> Work order A:
Update the email hosting article, starting with "The first thing" and going on through "your domain seller.", so that "domain registrar" replaces "domain seller".
> Work order B:
Translate this sentence from the email hosting article into Spanish: "There are no limits to mailbox sizes in their cloud hosting packages."

> Document text:
▼▼▼
If you’re getting started with a new website it’s likely you’ll want a custom email address to go with it. Or perhaps you just want to get going with a unique email address (even if you don’t want a website yet). In either case, it looks so much more professional to have an email address that uses your business name!

In this article I look at how to get started and why it may be preferable to host your email away from your website.

Register your preferred domain

The first thing to do, if you haven’t already, is to register your domain. My article here on What domains do I need? will help you make the best choice of domain. In addition I recommend you read 10 things to know about buying website domain and hosting together, as it may not be a particularly good idea to purchase website hosting with your domain seller.

Assuming you already know what email addresses you need, you next have to choose where you host them.

The pros of hosting email with your website

There are some pros to hosting your email account in the same place as your website.

1. One login to remember, one company billing you

Clearly one supplier means you’ll have one place to go to administer both your website and email. You’ll have a single control panel, one login and one interface to learn your way around. That certainly makes life easier!

2. You only need one support team

If you are using a digital agency or website hosting support to help maintain your website they would also be able to help you with your mailboxes. That can be really useful as that team can help you set up your email account on your devices: on your phone, ipad, laptop or desktop. It’s nice to know that you’ve only got one port of call to get support for any problems with your email as well as your website.

3. It’s cheaper

You will save money if you host your email with your website provider, especially if your host bundles the two together as one price. Make sure you have enough space in your package to cope with the demands of a busy mailbox and website. We have had a good experience using Unlimited Web Hosting for five years now. There are no limits to mailbox sizes in their cloud hosting packages. Their support is all online, but generally pretty fast and efficient.
▲▲▲
> Data shown:
▼▼▼
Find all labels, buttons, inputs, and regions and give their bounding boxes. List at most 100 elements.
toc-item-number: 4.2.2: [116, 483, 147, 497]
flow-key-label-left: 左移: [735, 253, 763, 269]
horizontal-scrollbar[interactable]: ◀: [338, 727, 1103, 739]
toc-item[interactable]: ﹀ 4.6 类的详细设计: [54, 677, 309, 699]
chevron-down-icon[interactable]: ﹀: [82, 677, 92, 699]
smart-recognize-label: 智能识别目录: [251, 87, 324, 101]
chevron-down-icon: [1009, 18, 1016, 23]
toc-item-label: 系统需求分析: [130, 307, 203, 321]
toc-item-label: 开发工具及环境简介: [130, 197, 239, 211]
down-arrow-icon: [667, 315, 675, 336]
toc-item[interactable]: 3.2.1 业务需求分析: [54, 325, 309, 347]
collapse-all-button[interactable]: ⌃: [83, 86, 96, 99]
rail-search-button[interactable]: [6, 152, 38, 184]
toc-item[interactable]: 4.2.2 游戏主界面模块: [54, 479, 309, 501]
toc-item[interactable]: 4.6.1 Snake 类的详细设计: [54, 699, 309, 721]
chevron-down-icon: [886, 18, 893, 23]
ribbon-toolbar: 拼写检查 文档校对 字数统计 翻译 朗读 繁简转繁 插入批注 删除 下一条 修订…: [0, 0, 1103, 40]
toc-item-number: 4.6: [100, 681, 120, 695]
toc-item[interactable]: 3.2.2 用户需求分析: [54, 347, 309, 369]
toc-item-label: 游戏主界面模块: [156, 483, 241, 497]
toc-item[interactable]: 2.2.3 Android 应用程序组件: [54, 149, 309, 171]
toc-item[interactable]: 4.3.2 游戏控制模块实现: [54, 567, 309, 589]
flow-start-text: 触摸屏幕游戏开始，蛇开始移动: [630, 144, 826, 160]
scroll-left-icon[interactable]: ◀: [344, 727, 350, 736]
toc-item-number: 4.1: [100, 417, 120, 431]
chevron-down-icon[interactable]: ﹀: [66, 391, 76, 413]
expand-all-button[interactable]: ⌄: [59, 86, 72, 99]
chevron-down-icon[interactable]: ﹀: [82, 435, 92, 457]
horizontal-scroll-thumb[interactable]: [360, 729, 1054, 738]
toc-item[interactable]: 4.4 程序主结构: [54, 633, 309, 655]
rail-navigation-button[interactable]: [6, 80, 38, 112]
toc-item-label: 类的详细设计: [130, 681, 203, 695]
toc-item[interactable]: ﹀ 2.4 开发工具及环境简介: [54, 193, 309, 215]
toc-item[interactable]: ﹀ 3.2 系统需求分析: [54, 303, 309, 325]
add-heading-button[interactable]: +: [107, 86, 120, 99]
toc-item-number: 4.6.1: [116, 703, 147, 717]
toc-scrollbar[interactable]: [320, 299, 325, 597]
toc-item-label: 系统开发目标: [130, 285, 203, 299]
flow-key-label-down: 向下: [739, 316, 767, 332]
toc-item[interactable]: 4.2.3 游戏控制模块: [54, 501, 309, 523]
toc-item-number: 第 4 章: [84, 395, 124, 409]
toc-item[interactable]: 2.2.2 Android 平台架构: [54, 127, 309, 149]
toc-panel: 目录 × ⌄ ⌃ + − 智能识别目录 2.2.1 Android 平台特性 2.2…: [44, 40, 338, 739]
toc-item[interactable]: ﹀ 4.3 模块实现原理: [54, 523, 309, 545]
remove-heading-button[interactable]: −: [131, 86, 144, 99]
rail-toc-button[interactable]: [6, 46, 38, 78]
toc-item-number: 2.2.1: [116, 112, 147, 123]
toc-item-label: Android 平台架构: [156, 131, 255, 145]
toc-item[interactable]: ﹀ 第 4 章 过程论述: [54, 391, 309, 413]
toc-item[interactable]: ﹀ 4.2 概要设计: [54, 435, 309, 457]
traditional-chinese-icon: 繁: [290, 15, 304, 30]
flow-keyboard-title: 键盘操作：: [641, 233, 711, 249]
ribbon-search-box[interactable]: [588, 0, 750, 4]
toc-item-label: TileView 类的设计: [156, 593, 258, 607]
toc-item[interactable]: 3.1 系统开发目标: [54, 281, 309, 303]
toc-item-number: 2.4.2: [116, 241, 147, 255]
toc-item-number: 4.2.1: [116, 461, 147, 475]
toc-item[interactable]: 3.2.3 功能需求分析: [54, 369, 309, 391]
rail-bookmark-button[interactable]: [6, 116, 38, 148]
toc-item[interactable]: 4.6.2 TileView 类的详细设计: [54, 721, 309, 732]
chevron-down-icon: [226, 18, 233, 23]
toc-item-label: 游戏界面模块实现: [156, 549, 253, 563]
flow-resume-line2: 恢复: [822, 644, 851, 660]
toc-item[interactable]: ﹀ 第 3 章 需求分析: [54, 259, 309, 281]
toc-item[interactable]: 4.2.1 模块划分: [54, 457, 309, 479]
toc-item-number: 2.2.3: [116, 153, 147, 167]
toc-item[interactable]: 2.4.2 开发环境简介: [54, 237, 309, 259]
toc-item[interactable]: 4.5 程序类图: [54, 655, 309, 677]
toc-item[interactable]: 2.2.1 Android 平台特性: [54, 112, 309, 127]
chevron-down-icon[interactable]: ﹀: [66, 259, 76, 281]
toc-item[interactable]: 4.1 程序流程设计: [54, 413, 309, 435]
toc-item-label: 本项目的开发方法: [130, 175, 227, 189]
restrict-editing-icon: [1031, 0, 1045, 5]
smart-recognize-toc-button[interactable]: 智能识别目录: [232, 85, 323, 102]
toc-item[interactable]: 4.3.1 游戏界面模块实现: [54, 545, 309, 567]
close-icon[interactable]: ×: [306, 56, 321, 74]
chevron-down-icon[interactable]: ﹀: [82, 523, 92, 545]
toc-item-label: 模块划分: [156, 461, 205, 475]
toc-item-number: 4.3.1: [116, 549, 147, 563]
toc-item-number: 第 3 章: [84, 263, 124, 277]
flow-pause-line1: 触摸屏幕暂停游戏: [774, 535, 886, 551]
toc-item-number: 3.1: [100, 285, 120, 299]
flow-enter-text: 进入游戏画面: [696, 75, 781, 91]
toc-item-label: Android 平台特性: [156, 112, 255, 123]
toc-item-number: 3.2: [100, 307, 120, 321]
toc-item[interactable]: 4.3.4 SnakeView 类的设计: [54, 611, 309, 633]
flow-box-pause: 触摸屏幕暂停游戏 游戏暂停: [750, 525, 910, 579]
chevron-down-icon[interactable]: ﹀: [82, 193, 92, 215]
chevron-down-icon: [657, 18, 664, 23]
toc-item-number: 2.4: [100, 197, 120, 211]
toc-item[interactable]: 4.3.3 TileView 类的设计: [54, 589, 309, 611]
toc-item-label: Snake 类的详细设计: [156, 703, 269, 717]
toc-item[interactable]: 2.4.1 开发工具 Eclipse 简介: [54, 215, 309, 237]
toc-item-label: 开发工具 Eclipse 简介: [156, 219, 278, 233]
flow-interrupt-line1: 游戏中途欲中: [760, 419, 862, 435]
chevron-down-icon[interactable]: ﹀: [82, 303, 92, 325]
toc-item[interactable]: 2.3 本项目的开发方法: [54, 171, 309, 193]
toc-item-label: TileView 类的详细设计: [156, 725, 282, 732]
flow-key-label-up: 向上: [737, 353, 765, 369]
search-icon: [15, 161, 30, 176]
▲▲▲
> Answer box A:
The first thing to do, if you haven’t already, is to register your domain. My article here on What domains do I need? will help you make the best choice of domain. In addition I recommend you read 10 things to know about buying website domain and hosting together, as it may not be a particularly good idea to purchase website hosting with your domain registrar.

> Answer box B:
No hay límites en el tamaño de los buzones en sus paquetes de alojamiento en la nube.